■ AIM OF THE TASK: Beginning at the line containing "Decode this chart: output", output every line to the end of the data below exactly as it appears.

■ ENTRIES SHOWN:

***

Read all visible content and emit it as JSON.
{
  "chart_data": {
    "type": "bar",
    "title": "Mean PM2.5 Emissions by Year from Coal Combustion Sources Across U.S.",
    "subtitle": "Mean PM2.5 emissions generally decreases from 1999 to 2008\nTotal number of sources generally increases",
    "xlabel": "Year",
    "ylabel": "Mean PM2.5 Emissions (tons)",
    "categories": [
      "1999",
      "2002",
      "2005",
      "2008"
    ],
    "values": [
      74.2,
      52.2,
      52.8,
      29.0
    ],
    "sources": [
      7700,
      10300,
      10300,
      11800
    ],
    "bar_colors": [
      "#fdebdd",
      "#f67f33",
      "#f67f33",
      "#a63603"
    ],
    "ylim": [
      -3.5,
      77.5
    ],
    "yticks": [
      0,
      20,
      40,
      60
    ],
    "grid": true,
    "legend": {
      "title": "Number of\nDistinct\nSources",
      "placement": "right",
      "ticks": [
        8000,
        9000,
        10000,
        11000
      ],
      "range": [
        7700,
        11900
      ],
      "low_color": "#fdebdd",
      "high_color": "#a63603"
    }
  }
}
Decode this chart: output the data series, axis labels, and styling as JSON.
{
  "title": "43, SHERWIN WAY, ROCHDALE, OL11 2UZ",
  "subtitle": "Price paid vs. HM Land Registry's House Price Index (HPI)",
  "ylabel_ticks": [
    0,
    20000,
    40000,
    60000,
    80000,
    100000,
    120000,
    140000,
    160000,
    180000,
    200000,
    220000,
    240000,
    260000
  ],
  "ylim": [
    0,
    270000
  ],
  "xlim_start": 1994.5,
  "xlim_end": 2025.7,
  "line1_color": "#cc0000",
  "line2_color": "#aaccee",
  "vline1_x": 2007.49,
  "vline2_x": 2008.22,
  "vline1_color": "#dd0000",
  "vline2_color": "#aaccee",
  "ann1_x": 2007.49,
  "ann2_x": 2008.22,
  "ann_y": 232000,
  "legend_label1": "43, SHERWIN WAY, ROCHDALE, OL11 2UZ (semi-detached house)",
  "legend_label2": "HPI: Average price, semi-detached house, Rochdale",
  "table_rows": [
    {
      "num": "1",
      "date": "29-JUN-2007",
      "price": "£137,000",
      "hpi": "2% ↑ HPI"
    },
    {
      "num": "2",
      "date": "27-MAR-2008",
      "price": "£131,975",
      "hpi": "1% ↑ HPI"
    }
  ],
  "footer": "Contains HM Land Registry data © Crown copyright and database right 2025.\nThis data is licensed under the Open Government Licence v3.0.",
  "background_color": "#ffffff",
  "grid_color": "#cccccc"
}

***

■ COMPLETE RESPONSE:
Decode this chart: output the data series, axis labels, and styling as JSON.
{
  "title": "43, SHERWIN WAY, ROCHDALE, OL11 2UZ",
  "subtitle": "Price paid vs. HM Land Registry's House Price Index (HPI)",
  "ylabel_ticks": [
    0,
    20000,
    40000,
    60000,
    80000,
    100000,
    120000,
    140000,
    160000,
    180000,
    200000,
    220000,
    240000,
    260000
  ],
  "ylim": [
    0,
    270000
  ],
  "xlim_start": 1994.5,
  "xlim_end": 2025.7,
  "line1_color": "#cc0000",
  "line2_color": "#aaccee",
  "vline1_x": 2007.49,
  "vline2_x": 2008.22,
  "vline1_color": "#dd0000",
  "vline2_color": "#aaccee",
  "ann1_x": 2007.49,
  "ann2_x": 2008.22,
  "ann_y": 232000,
  "legend_label1": "43, SHERWIN WAY, ROCHDALE, OL11 2UZ (semi-detached house)",
  "legend_label2": "HPI: Average price, semi-detached house, Rochdale",
  "table_rows": [
    {
      "num": "1",
      "date": "29-JUN-2007",
      "price": "£137,000",
      "hpi": "2% ↑ HPI"
    },
    {
      "num": "2",
      "date": "27-MAR-2008",
      "price": "£131,975",
      "hpi": "1% ↑ HPI"
    }
  ],
  "footer": "Contains HM Land Registry data © Crown copyright and database right 2025.\nThis data is licensed under the Open Government Licence v3.0.",
  "background_color": "#ffffff",
  "grid_color": "#cccccc"
}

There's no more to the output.